■ Stated goal
Every entry below must be repeated exactly; skip the pictures.

■ Data lines
★ ★ ★

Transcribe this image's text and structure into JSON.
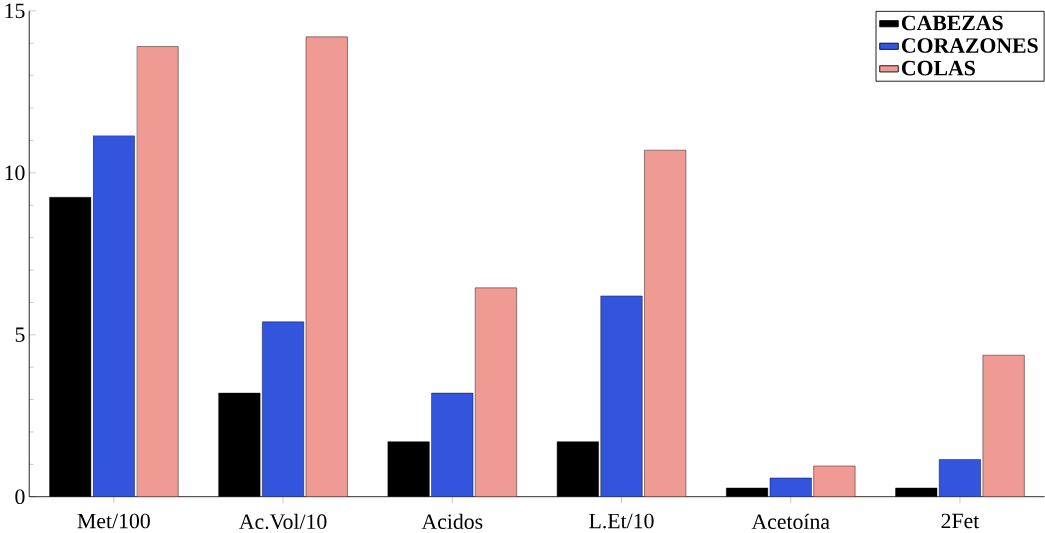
{
  "chart_data": {
    "type": "bar",
    "categories": [
      "Met/100",
      "Ac.Vol/10",
      "Acidos",
      "L.Et/10",
      "Acetoína",
      "2Fet"
    ],
    "series": [
      {
        "name": "CABEZAS",
        "color": "#000000",
        "values": [
          9.25,
          3.2,
          1.7,
          1.7,
          0.27,
          0.27
        ]
      },
      {
        "name": "CORAZONES",
        "color": "#3355dd",
        "values": [
          11.15,
          5.4,
          3.2,
          6.2,
          0.58,
          1.15
        ]
      },
      {
        "name": "COLAS",
        "color": "#f09a94",
        "values": [
          13.9,
          14.2,
          6.45,
          10.7,
          0.95,
          4.37
        ]
      }
    ],
    "ylim": [
      0,
      15
    ],
    "yticks": [
      0,
      5,
      10,
      15
    ],
    "legend": "top right"
  }
}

★ ★ ★

■ Answer to this exercise
Transcribe this image's text and structure into JSON.
{
  "chart_data": {
    "type": "bar",
    "categories": [
      "Met/100",
      "Ac.Vol/10",
      "Acidos",
      "L.Et/10",
      "Acetoína",
      "2Fet"
    ],
    "series": [
      {
        "name": "CABEZAS",
        "color": "#000000",
        "values": [
          9.25,
          3.2,
          1.7,
          1.7,
          0.27,
          0.27
        ]
      },
      {
        "name": "CORAZONES",
        "color": "#3355dd",
        "values": [
          11.15,
          5.4,
          3.2,
          6.2,
          0.58,
          1.15
        ]
      },
      {
        "name": "COLAS",
        "color": "#f09a94",
        "values": [
          13.9,
          14.2,
          6.45,
          10.7,
          0.95,
          4.37
        ]
      }
    ],
    "ylim": [
      0,
      15
    ],
    "yticks": [
      0,
      5,
      10,
      15
    ],
    "legend": "top right"
  }
}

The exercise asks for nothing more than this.